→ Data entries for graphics
==========

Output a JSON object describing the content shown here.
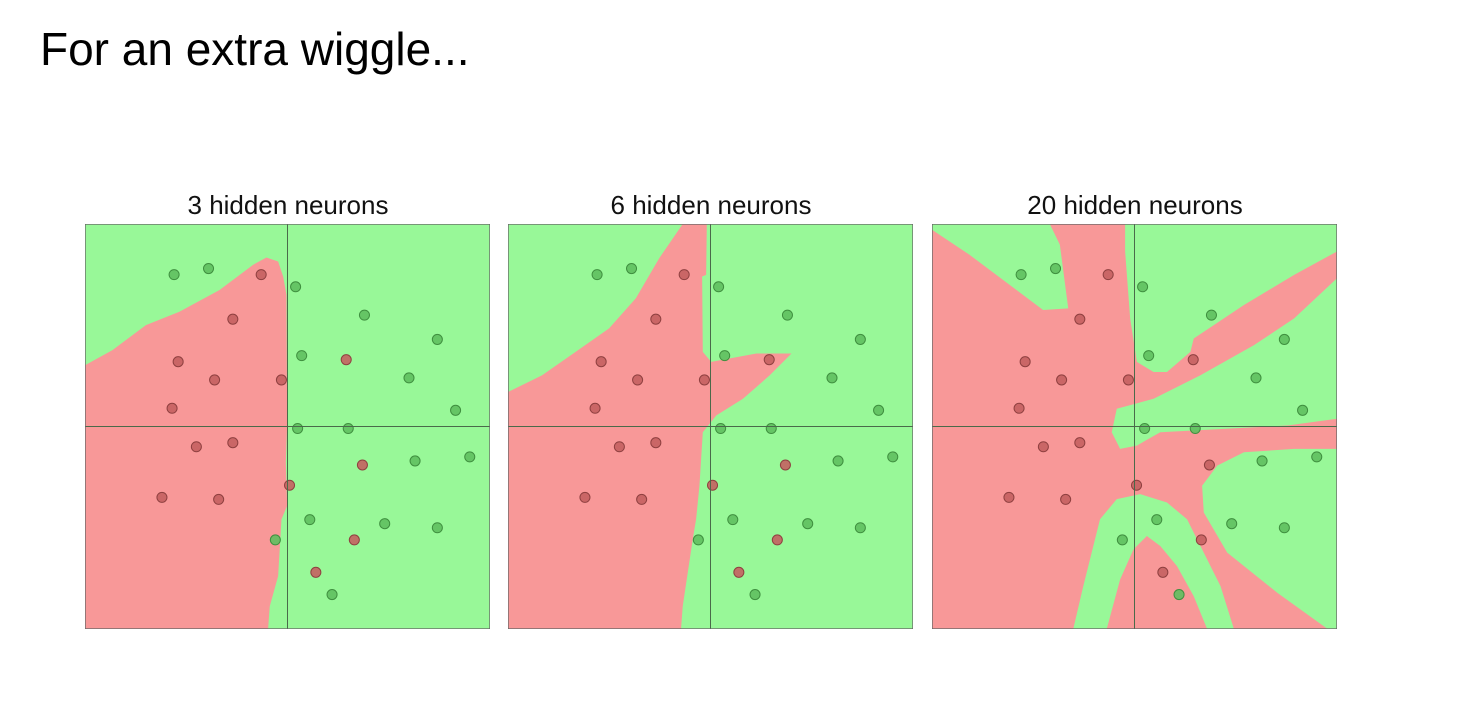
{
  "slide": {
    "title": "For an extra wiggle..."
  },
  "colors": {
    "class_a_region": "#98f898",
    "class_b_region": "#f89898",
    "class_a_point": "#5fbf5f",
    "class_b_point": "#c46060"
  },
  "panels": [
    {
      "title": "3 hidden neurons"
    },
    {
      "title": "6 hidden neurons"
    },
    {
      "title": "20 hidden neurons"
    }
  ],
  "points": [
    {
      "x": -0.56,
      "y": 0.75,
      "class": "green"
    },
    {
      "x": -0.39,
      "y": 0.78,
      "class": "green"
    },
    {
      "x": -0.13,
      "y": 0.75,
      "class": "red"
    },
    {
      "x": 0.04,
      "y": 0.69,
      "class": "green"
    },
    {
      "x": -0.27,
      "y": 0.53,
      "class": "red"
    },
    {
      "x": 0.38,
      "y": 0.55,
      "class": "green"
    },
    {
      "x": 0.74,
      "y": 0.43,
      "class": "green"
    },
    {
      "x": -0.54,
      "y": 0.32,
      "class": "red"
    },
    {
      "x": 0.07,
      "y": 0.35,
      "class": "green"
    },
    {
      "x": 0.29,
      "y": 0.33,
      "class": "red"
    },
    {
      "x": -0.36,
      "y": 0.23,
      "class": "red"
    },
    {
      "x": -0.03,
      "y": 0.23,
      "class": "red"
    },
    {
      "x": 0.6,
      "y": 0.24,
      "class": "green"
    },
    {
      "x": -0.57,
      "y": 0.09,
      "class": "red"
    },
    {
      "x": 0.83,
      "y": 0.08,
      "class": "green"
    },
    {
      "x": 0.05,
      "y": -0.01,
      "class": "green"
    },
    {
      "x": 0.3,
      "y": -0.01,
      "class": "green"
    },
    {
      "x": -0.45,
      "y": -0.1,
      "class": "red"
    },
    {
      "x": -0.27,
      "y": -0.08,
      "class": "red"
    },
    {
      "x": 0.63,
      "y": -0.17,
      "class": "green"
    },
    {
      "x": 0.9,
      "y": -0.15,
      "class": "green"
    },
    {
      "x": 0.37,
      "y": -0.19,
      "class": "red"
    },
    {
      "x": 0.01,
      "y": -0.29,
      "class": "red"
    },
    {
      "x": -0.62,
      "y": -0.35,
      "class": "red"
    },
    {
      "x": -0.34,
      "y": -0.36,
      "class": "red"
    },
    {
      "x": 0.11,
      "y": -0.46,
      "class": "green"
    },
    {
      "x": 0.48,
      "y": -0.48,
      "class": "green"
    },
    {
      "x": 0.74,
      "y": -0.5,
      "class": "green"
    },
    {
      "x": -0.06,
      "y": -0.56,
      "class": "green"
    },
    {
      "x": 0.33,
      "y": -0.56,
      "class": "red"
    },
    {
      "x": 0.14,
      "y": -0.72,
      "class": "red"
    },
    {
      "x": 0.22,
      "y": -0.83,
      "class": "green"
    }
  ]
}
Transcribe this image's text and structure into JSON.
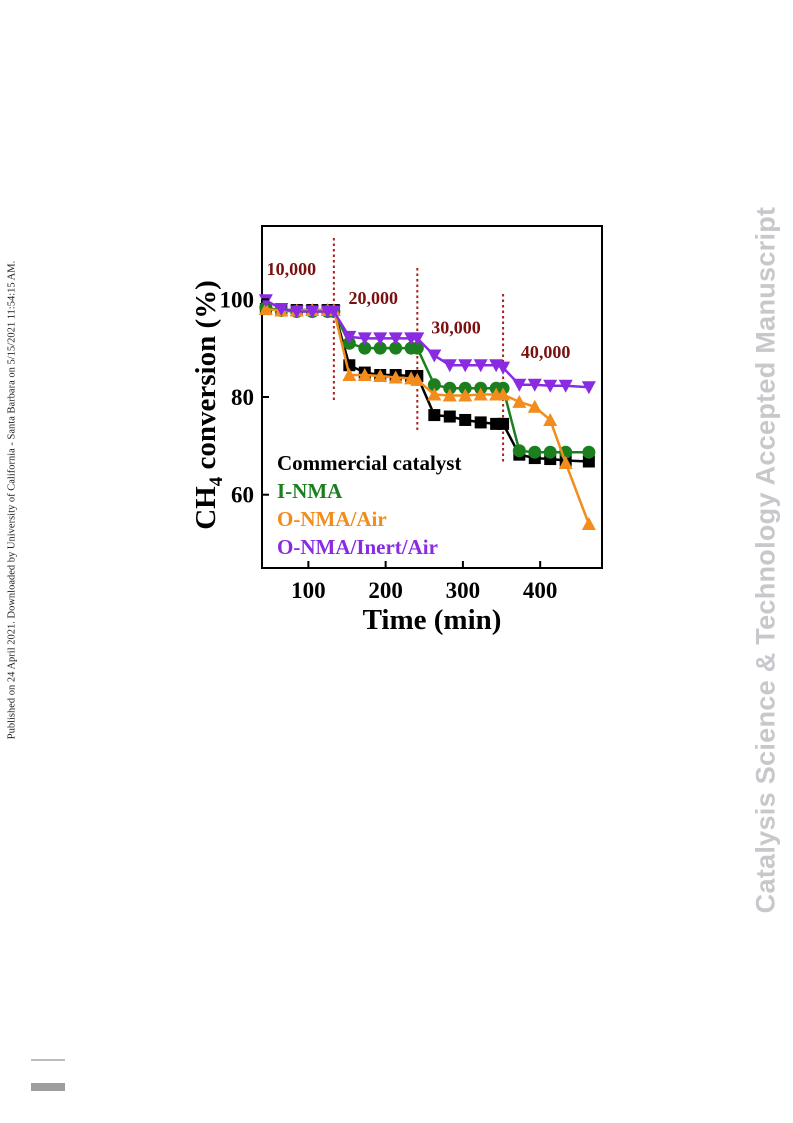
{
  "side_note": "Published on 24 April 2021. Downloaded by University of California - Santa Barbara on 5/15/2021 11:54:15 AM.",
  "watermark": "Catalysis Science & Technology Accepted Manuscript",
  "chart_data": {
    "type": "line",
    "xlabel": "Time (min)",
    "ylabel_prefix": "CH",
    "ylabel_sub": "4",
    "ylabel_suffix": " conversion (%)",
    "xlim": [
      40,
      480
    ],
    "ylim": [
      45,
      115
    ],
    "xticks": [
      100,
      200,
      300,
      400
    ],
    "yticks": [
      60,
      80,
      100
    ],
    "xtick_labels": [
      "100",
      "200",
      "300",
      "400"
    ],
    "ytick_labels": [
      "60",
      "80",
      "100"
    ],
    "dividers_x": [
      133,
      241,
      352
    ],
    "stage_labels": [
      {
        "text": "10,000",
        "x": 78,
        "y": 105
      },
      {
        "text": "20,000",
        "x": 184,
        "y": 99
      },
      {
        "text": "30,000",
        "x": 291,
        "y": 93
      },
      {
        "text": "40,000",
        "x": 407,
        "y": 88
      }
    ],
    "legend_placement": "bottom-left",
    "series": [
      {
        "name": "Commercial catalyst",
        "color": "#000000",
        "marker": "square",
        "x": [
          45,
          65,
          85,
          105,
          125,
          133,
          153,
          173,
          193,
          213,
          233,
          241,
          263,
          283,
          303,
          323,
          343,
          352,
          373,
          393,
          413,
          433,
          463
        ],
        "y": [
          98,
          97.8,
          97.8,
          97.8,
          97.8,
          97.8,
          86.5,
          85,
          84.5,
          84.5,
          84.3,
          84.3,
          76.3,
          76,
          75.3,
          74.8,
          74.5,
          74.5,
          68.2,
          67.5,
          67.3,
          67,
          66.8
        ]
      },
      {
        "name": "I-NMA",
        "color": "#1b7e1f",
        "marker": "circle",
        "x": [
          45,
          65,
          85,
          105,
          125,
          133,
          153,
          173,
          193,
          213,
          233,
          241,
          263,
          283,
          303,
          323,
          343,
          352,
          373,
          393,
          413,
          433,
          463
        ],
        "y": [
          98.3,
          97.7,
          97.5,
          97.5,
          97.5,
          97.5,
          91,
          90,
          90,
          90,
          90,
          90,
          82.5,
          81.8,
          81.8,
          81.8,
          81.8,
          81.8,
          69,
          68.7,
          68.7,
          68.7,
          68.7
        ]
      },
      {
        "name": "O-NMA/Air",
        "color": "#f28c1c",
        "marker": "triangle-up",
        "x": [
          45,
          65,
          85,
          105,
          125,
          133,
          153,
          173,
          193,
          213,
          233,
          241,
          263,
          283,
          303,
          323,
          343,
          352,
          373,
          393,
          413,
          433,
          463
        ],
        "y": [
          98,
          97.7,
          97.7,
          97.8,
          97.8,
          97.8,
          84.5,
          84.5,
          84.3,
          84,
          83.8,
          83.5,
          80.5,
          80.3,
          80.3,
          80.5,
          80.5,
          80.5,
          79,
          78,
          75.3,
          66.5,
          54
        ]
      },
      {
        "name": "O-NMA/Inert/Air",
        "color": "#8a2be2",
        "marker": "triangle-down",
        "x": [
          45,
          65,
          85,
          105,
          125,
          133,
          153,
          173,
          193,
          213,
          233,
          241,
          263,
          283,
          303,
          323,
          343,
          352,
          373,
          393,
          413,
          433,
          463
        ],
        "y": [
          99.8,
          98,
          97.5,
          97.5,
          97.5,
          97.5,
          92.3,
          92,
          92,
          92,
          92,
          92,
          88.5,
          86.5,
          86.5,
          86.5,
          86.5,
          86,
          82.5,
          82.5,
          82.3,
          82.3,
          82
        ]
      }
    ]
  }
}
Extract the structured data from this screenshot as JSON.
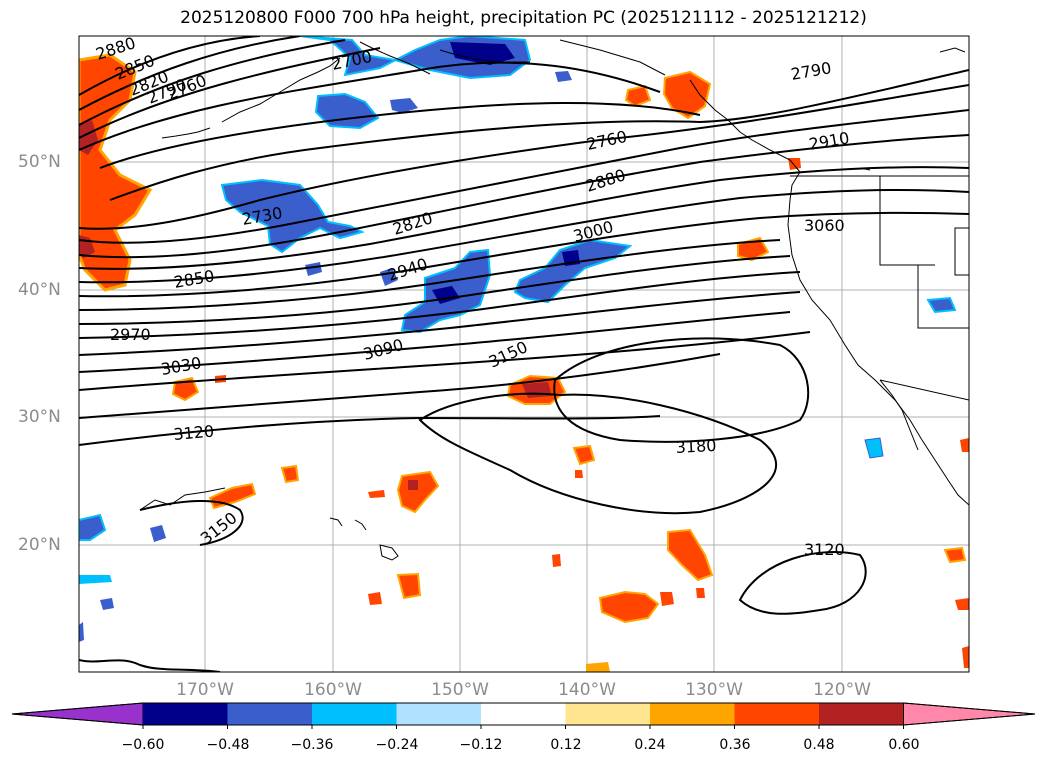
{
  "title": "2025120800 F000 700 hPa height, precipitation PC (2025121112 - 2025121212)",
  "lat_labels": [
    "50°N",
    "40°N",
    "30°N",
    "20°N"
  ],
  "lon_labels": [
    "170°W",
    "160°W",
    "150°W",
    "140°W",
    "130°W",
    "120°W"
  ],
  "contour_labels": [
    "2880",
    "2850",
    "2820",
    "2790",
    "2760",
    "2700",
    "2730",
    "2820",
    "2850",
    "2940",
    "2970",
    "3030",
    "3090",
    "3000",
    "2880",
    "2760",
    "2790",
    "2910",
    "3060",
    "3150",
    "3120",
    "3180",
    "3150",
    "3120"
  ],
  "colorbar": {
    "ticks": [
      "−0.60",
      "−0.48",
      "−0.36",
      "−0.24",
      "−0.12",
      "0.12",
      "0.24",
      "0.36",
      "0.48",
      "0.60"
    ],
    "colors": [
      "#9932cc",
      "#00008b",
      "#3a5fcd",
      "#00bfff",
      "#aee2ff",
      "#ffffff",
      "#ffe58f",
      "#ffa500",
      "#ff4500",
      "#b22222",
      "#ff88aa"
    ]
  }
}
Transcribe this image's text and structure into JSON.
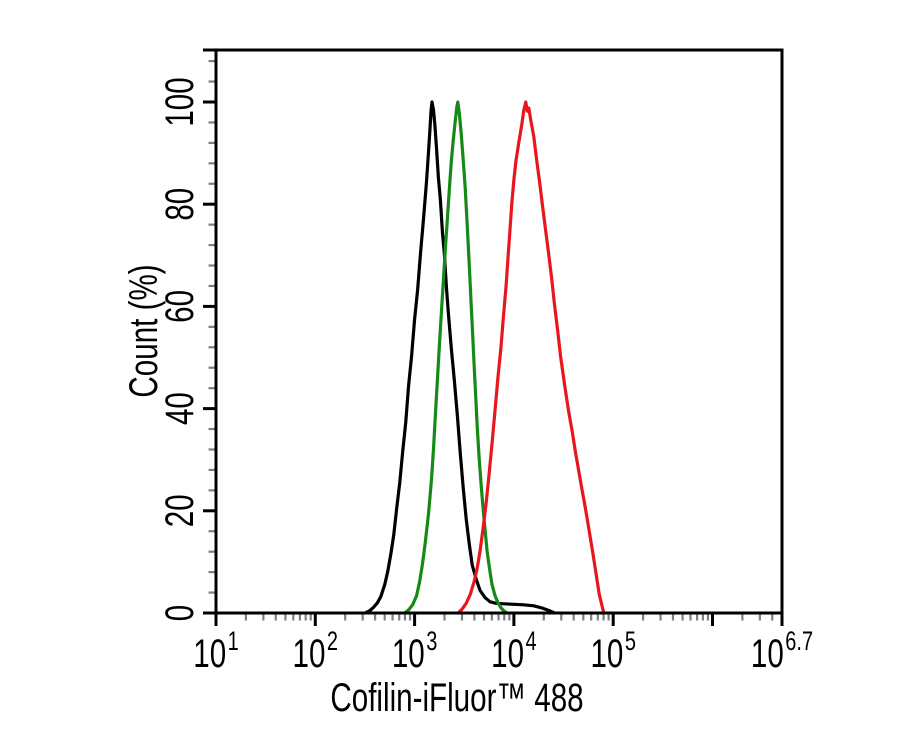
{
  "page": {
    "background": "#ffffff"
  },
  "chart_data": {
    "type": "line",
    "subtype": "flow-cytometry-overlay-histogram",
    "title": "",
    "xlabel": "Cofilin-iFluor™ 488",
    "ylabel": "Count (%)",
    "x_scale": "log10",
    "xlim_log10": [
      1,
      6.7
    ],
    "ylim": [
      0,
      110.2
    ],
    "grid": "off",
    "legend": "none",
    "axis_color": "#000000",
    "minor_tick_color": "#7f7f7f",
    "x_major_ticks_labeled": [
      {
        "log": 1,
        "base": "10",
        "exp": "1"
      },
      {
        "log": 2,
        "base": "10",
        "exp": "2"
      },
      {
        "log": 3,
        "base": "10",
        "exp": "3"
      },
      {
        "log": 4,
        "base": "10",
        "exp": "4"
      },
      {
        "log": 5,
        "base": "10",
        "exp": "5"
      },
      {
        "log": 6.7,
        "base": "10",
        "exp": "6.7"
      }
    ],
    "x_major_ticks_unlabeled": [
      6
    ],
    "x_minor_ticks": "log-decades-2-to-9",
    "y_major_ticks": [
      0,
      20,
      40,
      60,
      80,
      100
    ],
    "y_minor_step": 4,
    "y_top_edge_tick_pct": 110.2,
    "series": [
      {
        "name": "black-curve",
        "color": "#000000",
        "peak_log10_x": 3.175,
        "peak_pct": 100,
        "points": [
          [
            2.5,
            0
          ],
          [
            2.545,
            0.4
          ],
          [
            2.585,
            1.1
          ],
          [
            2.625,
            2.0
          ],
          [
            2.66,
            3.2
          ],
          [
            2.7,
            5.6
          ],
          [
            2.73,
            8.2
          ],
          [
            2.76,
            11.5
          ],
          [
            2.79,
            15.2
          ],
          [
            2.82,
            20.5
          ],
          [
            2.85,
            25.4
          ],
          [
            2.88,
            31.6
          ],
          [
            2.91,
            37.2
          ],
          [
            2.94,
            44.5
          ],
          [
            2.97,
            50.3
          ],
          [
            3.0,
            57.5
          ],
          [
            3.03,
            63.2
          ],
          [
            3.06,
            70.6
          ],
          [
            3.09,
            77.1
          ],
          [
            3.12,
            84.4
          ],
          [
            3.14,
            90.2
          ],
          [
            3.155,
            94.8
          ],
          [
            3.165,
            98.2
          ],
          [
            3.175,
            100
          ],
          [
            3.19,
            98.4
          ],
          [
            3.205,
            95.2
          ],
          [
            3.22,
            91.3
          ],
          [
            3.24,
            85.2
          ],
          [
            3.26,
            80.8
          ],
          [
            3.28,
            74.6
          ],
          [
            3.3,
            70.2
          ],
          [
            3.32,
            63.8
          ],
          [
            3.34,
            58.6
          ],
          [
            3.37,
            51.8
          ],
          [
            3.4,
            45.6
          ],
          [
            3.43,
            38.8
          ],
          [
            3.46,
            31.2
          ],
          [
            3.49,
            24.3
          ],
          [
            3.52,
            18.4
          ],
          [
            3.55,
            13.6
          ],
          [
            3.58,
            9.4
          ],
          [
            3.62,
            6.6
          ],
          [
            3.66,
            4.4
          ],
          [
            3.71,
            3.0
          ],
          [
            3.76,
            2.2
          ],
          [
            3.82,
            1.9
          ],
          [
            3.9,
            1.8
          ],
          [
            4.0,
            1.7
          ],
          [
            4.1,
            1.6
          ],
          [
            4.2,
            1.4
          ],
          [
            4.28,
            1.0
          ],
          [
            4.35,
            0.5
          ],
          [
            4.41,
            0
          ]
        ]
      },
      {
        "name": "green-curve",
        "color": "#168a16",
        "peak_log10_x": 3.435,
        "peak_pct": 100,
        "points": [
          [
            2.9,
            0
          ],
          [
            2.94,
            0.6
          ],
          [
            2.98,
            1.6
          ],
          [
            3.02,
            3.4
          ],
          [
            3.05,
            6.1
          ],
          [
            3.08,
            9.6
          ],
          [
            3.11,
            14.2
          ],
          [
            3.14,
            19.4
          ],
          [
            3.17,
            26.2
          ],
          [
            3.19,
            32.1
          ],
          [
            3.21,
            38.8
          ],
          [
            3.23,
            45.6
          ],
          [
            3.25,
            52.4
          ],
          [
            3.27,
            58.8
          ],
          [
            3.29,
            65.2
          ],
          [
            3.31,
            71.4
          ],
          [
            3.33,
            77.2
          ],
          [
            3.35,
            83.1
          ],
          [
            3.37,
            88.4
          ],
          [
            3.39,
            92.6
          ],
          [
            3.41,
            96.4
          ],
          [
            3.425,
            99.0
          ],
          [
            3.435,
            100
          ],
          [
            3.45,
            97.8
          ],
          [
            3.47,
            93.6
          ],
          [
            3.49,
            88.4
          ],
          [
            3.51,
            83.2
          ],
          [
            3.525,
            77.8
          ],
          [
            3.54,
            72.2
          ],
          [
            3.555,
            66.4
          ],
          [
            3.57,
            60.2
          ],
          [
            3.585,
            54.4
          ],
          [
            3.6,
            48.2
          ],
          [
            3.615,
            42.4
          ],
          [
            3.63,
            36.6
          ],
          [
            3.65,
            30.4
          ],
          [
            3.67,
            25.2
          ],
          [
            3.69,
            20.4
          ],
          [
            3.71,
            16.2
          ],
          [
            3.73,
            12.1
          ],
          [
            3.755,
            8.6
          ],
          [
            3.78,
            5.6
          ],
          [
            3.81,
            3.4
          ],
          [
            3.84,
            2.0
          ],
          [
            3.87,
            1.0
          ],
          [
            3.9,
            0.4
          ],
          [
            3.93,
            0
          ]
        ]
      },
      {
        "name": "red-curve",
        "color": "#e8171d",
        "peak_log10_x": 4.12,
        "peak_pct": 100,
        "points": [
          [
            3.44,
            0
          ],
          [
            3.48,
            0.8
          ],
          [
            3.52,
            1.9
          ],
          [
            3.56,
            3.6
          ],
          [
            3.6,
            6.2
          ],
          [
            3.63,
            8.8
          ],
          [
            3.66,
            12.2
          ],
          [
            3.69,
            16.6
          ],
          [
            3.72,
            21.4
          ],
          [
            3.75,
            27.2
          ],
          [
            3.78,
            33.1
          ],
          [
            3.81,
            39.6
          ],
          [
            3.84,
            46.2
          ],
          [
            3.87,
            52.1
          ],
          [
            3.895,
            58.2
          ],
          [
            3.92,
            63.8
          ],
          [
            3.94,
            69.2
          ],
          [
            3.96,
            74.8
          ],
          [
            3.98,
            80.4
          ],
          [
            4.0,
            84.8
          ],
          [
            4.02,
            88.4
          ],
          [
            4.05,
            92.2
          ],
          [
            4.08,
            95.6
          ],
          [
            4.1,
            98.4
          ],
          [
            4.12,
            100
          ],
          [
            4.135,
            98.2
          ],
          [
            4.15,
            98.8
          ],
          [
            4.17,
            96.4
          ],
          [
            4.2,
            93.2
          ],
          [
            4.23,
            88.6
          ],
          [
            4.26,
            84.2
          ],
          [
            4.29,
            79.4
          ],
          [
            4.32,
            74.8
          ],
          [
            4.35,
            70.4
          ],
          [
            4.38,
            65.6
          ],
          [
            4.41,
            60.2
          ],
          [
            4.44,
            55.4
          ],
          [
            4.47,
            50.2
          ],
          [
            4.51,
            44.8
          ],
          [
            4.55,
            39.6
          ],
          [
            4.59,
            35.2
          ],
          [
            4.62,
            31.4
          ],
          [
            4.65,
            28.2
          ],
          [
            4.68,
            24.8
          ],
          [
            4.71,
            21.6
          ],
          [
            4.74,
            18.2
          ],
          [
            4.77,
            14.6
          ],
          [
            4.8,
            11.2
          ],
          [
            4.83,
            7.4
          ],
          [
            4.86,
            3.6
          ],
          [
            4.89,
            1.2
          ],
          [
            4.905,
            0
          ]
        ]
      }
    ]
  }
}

==========

→ TASK STATEMENT
Your answer should be one number: the count of lines in the data above that include the word "hidden".

→ SOLUTION FOR THIS TASK
3